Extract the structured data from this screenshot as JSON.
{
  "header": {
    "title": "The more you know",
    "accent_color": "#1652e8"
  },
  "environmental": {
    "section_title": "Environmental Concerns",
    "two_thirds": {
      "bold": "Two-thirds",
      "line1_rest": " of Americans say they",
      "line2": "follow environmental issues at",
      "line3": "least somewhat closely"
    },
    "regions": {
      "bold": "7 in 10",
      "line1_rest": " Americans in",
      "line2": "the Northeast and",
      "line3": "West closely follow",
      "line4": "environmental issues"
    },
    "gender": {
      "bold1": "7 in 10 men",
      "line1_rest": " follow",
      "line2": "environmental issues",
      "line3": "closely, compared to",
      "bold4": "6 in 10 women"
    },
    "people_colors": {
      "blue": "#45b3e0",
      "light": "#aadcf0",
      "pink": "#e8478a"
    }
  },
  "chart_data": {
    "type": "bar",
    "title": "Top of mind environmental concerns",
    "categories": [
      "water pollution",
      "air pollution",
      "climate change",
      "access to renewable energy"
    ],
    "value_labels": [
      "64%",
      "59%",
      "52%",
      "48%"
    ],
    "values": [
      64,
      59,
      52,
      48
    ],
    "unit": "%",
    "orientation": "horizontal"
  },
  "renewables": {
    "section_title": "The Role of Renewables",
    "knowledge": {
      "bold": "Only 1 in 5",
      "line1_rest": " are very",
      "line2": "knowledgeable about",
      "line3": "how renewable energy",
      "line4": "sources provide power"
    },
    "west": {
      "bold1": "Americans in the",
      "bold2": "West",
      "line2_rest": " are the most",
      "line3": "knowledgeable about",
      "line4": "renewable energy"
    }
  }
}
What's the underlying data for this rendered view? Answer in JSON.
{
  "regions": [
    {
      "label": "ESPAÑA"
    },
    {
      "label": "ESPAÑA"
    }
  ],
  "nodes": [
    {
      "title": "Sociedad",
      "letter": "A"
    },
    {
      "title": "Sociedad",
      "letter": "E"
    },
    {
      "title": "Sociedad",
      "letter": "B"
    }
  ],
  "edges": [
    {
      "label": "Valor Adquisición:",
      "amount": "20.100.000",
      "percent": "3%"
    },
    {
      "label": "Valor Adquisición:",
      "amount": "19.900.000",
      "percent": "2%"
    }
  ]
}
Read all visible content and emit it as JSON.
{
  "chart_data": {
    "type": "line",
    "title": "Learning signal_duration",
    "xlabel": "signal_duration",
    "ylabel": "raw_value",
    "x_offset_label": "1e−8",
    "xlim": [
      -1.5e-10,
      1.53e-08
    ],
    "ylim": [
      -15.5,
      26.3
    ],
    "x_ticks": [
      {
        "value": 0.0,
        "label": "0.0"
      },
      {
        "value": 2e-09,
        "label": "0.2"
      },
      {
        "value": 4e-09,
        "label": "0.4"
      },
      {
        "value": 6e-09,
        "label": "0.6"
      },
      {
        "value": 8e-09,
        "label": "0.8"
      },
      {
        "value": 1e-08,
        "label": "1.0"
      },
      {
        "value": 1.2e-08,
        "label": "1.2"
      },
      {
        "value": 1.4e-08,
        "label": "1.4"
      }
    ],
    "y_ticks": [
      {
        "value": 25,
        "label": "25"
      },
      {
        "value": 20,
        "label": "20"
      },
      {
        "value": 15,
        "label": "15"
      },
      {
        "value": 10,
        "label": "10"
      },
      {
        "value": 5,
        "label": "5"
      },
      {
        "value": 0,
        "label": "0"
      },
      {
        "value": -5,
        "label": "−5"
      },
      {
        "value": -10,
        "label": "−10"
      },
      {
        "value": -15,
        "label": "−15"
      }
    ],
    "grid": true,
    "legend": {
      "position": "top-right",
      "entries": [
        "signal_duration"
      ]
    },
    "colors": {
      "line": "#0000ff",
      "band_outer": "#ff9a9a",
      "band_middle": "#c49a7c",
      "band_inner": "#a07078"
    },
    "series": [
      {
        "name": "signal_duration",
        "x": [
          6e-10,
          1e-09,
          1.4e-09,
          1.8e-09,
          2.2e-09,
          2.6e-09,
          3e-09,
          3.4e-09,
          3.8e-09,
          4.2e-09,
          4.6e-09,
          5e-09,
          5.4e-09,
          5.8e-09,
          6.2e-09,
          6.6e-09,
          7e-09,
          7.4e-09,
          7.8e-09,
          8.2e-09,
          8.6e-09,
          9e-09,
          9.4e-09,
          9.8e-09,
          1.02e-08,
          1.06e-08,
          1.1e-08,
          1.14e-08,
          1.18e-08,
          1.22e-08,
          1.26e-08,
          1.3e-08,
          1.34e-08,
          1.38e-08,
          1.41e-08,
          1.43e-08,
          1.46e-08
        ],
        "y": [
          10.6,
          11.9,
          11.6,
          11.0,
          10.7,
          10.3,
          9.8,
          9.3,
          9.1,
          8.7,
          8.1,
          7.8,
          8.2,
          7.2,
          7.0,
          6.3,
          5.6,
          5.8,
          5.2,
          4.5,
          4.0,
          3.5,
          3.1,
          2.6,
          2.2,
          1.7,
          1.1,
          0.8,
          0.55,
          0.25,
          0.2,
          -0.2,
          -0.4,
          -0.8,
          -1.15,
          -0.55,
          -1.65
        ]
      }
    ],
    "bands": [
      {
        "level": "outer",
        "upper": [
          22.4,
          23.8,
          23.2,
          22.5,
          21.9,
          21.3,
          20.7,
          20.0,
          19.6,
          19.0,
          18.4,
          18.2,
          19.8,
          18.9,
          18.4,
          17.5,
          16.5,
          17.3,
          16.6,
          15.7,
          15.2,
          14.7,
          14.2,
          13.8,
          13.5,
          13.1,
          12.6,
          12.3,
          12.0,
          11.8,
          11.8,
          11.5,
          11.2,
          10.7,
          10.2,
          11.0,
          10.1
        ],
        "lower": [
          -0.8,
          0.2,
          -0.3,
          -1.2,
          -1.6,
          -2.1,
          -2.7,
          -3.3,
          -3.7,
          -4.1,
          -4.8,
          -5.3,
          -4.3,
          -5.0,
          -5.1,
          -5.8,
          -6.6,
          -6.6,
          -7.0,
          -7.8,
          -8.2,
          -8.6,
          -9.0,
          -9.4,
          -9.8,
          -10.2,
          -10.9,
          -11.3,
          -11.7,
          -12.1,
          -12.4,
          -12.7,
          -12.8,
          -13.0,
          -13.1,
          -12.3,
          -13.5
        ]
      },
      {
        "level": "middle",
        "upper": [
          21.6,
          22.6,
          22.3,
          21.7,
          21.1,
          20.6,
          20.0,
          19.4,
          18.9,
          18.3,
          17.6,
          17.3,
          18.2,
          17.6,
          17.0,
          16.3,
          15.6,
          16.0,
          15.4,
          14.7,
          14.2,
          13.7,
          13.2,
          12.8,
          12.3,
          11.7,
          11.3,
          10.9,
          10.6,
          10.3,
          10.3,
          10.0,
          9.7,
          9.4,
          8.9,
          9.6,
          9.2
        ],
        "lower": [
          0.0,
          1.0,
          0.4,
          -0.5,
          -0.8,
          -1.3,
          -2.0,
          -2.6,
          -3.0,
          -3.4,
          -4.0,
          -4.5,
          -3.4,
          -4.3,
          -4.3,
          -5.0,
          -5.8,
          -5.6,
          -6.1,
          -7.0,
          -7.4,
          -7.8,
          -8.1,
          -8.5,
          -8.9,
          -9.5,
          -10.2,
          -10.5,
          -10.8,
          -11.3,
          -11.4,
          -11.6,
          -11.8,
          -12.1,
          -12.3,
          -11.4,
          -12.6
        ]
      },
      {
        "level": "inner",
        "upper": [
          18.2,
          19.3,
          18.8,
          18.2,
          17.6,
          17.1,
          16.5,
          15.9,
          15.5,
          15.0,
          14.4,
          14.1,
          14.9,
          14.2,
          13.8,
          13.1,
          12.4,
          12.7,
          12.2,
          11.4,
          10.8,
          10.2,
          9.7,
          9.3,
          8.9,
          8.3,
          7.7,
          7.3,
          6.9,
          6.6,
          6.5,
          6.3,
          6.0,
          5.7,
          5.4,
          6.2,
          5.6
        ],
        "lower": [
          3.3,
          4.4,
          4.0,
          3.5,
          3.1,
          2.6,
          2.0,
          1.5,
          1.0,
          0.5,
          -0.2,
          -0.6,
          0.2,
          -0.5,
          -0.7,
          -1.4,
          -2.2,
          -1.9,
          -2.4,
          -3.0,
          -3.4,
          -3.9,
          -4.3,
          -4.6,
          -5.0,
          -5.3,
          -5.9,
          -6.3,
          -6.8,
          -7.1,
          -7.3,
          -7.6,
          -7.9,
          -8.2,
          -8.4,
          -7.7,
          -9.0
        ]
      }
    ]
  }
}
_ _ _ _
Do this —
Where a line in the material contains "about", copy that line.

Solution to this task —
      "line2": "knowledgeable about",
      "line3": "knowledgeable about",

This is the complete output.